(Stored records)
:::::
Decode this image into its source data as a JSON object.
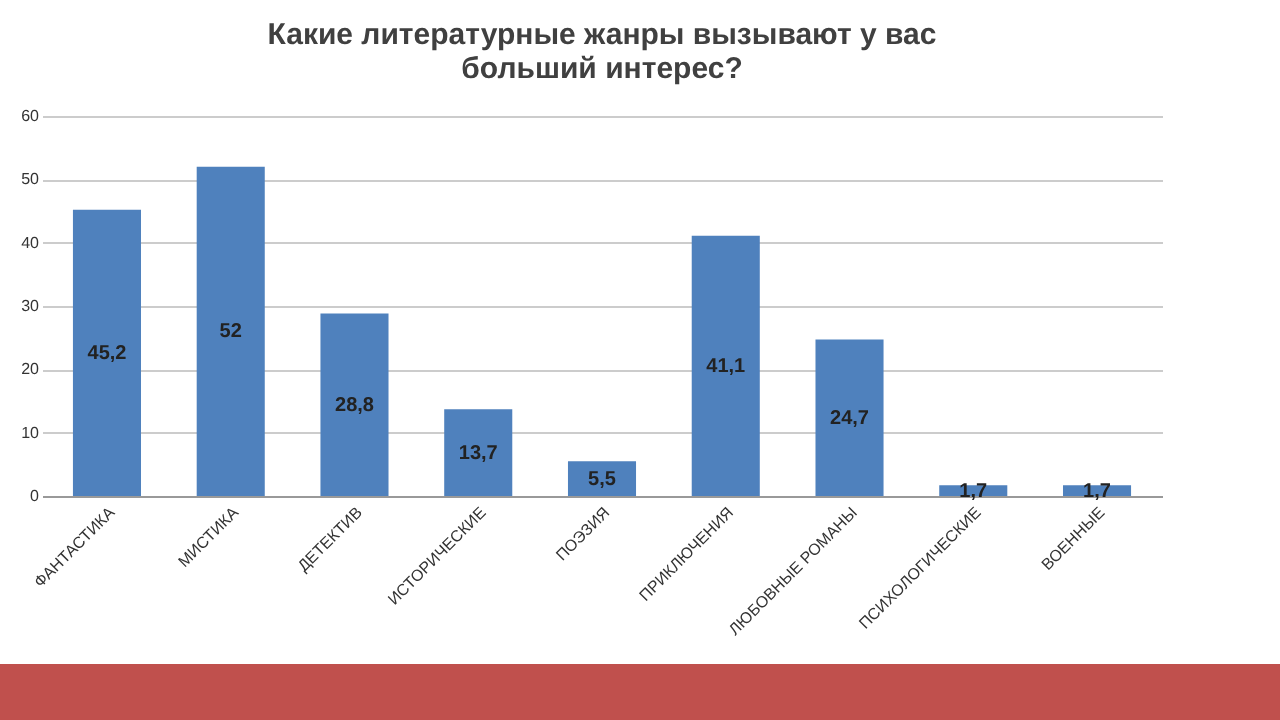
{
  "chart_data": {
    "type": "bar",
    "title": [
      "Какие литературные жанры вызывают у вас",
      "больший интерес?"
    ],
    "categories": [
      "ФАНТАСТИКА",
      "МИСТИКА",
      "ДЕТЕКТИВ",
      "ИСТОРИЧЕСКИЕ",
      "ПОЭЗИЯ",
      "ПРИКЛЮЧЕНИЯ",
      "ЛЮБОВНЫЕ РОМАНЫ",
      "ПСИХОЛОГИЧЕСКИЕ",
      "ВОЕННЫЕ"
    ],
    "values": [
      45.2,
      52,
      28.8,
      13.7,
      5.5,
      41.1,
      24.7,
      1.7,
      1.7
    ],
    "value_labels": [
      "45,2",
      "52",
      "28,8",
      "13,7",
      "5,5",
      "41,1",
      "24,7",
      "1,7",
      "1,7"
    ],
    "color": "#4f81bd",
    "ylim": [
      0,
      60
    ],
    "yticks": [
      0,
      10,
      20,
      30,
      40,
      50,
      60
    ],
    "grid": "y"
  }
}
:::::
*EXERCISE AIM*
Excluding the pictures, reproduce every entry exactly as given.

*OUTPUT OF THE TASK*
Decode this image into its source data as a JSON object.
{
  "chart_data": {
    "type": "bar",
    "title": [
      "Какие литературные жанры вызывают у вас",
      "больший интерес?"
    ],
    "categories": [
      "ФАНТАСТИКА",
      "МИСТИКА",
      "ДЕТЕКТИВ",
      "ИСТОРИЧЕСКИЕ",
      "ПОЭЗИЯ",
      "ПРИКЛЮЧЕНИЯ",
      "ЛЮБОВНЫЕ РОМАНЫ",
      "ПСИХОЛОГИЧЕСКИЕ",
      "ВОЕННЫЕ"
    ],
    "values": [
      45.2,
      52,
      28.8,
      13.7,
      5.5,
      41.1,
      24.7,
      1.7,
      1.7
    ],
    "value_labels": [
      "45,2",
      "52",
      "28,8",
      "13,7",
      "5,5",
      "41,1",
      "24,7",
      "1,7",
      "1,7"
    ],
    "color": "#4f81bd",
    "ylim": [
      0,
      60
    ],
    "yticks": [
      0,
      10,
      20,
      30,
      40,
      50,
      60
    ],
    "grid": "y"
  }
}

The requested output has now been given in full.